━━ Provided records

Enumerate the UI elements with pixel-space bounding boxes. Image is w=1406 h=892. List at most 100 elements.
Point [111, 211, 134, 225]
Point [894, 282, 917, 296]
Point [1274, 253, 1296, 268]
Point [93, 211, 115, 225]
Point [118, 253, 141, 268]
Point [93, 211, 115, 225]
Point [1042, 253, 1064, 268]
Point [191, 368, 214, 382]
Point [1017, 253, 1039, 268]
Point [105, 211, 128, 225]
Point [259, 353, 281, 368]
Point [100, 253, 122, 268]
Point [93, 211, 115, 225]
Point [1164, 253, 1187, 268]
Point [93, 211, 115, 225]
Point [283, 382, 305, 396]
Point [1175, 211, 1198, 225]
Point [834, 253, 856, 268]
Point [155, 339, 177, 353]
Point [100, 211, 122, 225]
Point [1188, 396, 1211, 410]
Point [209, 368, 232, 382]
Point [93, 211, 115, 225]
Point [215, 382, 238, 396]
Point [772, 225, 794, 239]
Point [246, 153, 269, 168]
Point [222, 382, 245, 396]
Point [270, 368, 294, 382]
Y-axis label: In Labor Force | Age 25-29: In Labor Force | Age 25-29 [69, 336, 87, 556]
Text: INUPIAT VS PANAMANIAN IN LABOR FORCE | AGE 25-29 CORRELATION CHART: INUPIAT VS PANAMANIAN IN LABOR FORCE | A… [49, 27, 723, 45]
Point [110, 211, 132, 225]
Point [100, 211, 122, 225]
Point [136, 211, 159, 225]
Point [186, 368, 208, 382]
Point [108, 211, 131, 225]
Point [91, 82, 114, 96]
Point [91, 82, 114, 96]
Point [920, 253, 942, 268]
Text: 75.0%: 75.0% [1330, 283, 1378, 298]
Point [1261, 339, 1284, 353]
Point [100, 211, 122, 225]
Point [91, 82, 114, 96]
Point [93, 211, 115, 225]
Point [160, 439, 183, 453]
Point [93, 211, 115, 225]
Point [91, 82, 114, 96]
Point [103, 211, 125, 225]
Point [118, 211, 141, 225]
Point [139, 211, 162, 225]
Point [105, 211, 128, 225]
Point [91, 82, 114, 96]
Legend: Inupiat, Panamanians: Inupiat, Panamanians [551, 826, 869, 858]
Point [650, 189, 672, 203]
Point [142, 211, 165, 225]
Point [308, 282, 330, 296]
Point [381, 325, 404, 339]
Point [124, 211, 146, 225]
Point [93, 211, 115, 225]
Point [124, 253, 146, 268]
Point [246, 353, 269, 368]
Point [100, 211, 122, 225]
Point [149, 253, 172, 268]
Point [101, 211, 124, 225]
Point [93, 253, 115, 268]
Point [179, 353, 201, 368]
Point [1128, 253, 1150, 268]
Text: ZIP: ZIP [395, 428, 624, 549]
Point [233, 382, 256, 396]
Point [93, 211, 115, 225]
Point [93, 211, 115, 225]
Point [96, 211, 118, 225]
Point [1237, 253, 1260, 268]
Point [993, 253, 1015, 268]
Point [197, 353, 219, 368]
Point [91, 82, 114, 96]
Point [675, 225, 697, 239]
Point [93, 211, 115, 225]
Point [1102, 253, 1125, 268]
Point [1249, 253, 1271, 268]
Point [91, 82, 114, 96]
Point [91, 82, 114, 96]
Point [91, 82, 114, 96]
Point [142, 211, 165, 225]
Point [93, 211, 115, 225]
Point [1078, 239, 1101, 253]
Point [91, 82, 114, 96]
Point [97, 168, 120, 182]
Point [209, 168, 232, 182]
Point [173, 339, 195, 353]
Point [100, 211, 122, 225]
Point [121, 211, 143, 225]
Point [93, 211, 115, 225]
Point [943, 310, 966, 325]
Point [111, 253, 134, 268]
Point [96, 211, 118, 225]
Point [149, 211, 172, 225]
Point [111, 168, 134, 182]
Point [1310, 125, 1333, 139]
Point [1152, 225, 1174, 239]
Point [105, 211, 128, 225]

━━━━

The request = Reproduce the entire listing above verbatim, line by line, from its first line through its last.

The completed task =
Enumerate the UI elements with pixel-space bounding boxes. Image is w=1406 h=892. List at most 100 elements.
Point [111, 211, 134, 225]
Point [894, 282, 917, 296]
Point [1274, 253, 1296, 268]
Point [93, 211, 115, 225]
Point [118, 253, 141, 268]
Point [93, 211, 115, 225]
Point [1042, 253, 1064, 268]
Point [191, 368, 214, 382]
Point [1017, 253, 1039, 268]
Point [105, 211, 128, 225]
Point [259, 353, 281, 368]
Point [100, 253, 122, 268]
Point [93, 211, 115, 225]
Point [1164, 253, 1187, 268]
Point [93, 211, 115, 225]
Point [283, 382, 305, 396]
Point [1175, 211, 1198, 225]
Point [834, 253, 856, 268]
Point [155, 339, 177, 353]
Point [100, 211, 122, 225]
Point [1188, 396, 1211, 410]
Point [209, 368, 232, 382]
Point [93, 211, 115, 225]
Point [215, 382, 238, 396]
Point [772, 225, 794, 239]
Point [246, 153, 269, 168]
Point [222, 382, 245, 396]
Point [270, 368, 294, 382]
Y-axis label: In Labor Force | Age 25-29: In Labor Force | Age 25-29 [69, 336, 87, 556]
Text: INUPIAT VS PANAMANIAN IN LABOR FORCE | AGE 25-29 CORRELATION CHART: INUPIAT VS PANAMANIAN IN LABOR FORCE | A… [49, 27, 723, 45]
Point [110, 211, 132, 225]
Point [100, 211, 122, 225]
Point [136, 211, 159, 225]
Point [186, 368, 208, 382]
Point [108, 211, 131, 225]
Point [91, 82, 114, 96]
Point [91, 82, 114, 96]
Point [920, 253, 942, 268]
Text: 75.0%: 75.0% [1330, 283, 1378, 298]
Point [1261, 339, 1284, 353]
Point [100, 211, 122, 225]
Point [91, 82, 114, 96]
Point [93, 211, 115, 225]
Point [160, 439, 183, 453]
Point [93, 211, 115, 225]
Point [91, 82, 114, 96]
Point [103, 211, 125, 225]
Point [118, 211, 141, 225]
Point [139, 211, 162, 225]
Point [105, 211, 128, 225]
Point [91, 82, 114, 96]
Legend: Inupiat, Panamanians: Inupiat, Panamanians [551, 826, 869, 858]
Point [650, 189, 672, 203]
Point [142, 211, 165, 225]
Point [308, 282, 330, 296]
Point [381, 325, 404, 339]
Point [124, 211, 146, 225]
Point [93, 211, 115, 225]
Point [124, 253, 146, 268]
Point [246, 353, 269, 368]
Point [100, 211, 122, 225]
Point [149, 253, 172, 268]
Point [101, 211, 124, 225]
Point [93, 253, 115, 268]
Point [179, 353, 201, 368]
Point [1128, 253, 1150, 268]
Text: ZIP: ZIP [395, 428, 624, 549]
Point [233, 382, 256, 396]
Point [93, 211, 115, 225]
Point [93, 211, 115, 225]
Point [96, 211, 118, 225]
Point [1237, 253, 1260, 268]
Point [993, 253, 1015, 268]
Point [197, 353, 219, 368]
Point [91, 82, 114, 96]
Point [675, 225, 697, 239]
Point [93, 211, 115, 225]
Point [1102, 253, 1125, 268]
Point [1249, 253, 1271, 268]
Point [91, 82, 114, 96]
Point [91, 82, 114, 96]
Point [91, 82, 114, 96]
Point [142, 211, 165, 225]
Point [93, 211, 115, 225]
Point [1078, 239, 1101, 253]
Point [91, 82, 114, 96]
Point [97, 168, 120, 182]
Point [209, 168, 232, 182]
Point [173, 339, 195, 353]
Point [100, 211, 122, 225]
Point [121, 211, 143, 225]
Point [93, 211, 115, 225]
Point [943, 310, 966, 325]
Point [111, 253, 134, 268]
Point [96, 211, 118, 225]
Point [149, 211, 172, 225]
Point [111, 168, 134, 182]
Point [1310, 125, 1333, 139]
Point [1152, 225, 1174, 239]
Point [105, 211, 128, 225]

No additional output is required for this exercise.